------ Provided data
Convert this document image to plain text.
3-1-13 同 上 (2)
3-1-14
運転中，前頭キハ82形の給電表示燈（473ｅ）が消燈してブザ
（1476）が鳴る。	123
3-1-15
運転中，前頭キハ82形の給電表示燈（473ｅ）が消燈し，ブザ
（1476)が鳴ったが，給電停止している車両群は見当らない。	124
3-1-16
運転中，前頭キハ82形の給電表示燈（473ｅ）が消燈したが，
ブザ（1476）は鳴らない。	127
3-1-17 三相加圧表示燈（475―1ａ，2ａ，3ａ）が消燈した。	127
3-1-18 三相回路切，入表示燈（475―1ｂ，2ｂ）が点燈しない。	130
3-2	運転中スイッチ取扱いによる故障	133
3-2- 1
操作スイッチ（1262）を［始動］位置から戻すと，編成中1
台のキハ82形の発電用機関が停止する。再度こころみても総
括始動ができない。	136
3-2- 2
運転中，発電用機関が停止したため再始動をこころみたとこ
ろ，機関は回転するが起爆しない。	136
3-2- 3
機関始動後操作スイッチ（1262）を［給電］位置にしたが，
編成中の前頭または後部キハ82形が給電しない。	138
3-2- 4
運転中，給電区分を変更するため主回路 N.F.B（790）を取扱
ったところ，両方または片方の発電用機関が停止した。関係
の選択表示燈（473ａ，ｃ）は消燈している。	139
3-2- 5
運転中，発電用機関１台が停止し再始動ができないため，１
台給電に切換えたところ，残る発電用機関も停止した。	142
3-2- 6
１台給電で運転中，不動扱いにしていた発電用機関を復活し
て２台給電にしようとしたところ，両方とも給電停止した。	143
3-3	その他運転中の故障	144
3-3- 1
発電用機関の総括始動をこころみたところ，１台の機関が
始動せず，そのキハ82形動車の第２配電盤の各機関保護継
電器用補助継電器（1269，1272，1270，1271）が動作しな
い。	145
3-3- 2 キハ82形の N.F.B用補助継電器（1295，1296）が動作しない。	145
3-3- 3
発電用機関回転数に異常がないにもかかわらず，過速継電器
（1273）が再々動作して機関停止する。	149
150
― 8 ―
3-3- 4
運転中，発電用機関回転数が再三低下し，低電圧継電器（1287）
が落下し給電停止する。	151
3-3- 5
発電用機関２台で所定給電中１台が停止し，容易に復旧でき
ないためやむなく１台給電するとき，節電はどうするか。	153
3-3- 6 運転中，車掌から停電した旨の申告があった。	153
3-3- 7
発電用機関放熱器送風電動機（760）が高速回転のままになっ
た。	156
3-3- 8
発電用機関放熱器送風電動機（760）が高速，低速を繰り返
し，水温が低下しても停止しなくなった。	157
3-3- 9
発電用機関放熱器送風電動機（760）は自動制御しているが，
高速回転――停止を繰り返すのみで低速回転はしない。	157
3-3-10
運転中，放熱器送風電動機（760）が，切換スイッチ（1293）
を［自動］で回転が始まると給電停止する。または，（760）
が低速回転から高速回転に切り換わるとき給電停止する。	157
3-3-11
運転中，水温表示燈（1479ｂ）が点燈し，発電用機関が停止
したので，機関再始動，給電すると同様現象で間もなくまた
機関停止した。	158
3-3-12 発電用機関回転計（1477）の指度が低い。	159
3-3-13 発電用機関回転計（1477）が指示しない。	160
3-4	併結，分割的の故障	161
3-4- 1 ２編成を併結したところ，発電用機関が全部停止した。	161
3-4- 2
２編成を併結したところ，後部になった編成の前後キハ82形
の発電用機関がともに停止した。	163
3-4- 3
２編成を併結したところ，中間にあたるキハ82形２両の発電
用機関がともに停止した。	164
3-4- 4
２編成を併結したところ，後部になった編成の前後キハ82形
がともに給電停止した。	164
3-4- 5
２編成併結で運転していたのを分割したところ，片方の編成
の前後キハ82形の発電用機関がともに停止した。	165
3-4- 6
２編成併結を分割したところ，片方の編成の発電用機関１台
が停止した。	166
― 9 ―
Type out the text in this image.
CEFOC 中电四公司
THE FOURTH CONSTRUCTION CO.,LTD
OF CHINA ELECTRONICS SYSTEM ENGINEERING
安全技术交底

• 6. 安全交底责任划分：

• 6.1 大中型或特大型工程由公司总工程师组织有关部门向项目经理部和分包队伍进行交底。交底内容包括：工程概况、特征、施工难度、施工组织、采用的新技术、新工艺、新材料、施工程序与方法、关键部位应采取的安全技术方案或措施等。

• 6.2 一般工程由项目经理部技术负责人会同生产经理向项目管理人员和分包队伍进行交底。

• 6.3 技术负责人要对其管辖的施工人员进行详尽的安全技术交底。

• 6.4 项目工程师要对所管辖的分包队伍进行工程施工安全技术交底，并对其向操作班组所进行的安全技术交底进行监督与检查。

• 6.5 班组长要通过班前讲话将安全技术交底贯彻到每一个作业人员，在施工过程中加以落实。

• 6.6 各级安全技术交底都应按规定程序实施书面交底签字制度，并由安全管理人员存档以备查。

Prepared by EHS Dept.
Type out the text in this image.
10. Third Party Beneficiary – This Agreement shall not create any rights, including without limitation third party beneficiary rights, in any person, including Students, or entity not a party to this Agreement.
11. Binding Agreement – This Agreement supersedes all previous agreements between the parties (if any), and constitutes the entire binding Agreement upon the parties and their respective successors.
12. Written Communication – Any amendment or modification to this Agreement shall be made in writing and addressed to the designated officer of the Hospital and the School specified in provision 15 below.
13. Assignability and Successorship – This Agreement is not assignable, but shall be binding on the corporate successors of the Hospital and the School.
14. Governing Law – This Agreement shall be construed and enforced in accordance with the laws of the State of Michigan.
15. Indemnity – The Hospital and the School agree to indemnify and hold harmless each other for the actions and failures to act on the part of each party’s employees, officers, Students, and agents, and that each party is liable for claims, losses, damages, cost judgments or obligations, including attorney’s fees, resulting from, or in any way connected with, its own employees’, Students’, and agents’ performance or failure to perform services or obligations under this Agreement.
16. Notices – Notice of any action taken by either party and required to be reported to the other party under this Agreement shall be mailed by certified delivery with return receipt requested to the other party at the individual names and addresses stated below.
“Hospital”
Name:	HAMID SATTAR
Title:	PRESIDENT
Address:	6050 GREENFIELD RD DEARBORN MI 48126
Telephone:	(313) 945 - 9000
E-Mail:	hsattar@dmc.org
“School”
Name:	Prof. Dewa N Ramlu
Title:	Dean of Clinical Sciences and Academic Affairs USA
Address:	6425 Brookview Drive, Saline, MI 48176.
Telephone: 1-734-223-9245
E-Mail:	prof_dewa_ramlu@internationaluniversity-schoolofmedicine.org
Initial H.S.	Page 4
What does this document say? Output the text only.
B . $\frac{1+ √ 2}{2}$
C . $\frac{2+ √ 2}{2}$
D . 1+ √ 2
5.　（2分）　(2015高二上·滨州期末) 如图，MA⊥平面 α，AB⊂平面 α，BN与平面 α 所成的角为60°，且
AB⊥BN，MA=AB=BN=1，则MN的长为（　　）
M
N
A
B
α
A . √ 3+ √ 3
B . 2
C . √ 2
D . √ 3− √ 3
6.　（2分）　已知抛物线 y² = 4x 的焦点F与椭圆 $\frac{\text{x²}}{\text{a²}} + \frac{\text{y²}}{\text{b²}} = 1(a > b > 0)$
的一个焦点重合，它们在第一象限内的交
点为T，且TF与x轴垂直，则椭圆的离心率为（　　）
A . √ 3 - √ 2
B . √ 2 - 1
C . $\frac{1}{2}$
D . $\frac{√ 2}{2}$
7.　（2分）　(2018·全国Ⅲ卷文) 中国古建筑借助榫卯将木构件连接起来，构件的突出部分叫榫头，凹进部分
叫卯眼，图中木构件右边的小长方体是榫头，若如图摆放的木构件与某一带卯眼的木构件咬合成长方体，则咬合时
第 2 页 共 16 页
------------
Return every line above that contains the word "successors".

■ Solution to the problem
11. Binding Agreement – This Agreement supersedes all previous agreements between the parties (if any), and constitutes the entire binding Agreement upon the parties and their respective successors.
13. Assignability and Successorship – This Agreement is not assignable, but shall be binding on the corporate successors of the Hospital and the School.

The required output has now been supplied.